→ **Exercise task**
Of all the lines in the records below, how many hold the word "name"? Give the number alone.

→ **Supplied records**
/---
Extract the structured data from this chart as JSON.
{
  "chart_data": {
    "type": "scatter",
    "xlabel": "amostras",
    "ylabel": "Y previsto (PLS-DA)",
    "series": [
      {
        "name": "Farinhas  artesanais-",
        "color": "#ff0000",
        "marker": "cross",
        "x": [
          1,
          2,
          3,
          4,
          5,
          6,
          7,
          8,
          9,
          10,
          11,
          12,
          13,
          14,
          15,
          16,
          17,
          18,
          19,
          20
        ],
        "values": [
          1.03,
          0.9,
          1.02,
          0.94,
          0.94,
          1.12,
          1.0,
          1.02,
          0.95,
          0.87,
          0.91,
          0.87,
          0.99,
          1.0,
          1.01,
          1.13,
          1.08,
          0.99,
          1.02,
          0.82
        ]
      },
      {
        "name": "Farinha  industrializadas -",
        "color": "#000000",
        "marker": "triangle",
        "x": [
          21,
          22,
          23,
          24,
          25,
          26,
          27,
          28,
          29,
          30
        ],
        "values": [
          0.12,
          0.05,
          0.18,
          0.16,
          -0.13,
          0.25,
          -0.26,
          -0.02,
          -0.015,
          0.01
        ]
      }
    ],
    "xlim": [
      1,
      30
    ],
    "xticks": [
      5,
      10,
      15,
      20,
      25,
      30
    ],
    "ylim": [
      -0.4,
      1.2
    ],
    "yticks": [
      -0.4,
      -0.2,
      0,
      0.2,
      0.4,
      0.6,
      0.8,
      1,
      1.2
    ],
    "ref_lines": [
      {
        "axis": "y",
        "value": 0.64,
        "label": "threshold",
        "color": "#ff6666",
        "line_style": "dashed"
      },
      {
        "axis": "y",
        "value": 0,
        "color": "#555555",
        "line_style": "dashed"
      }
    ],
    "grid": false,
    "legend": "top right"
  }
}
\---
→ **Right answer**
2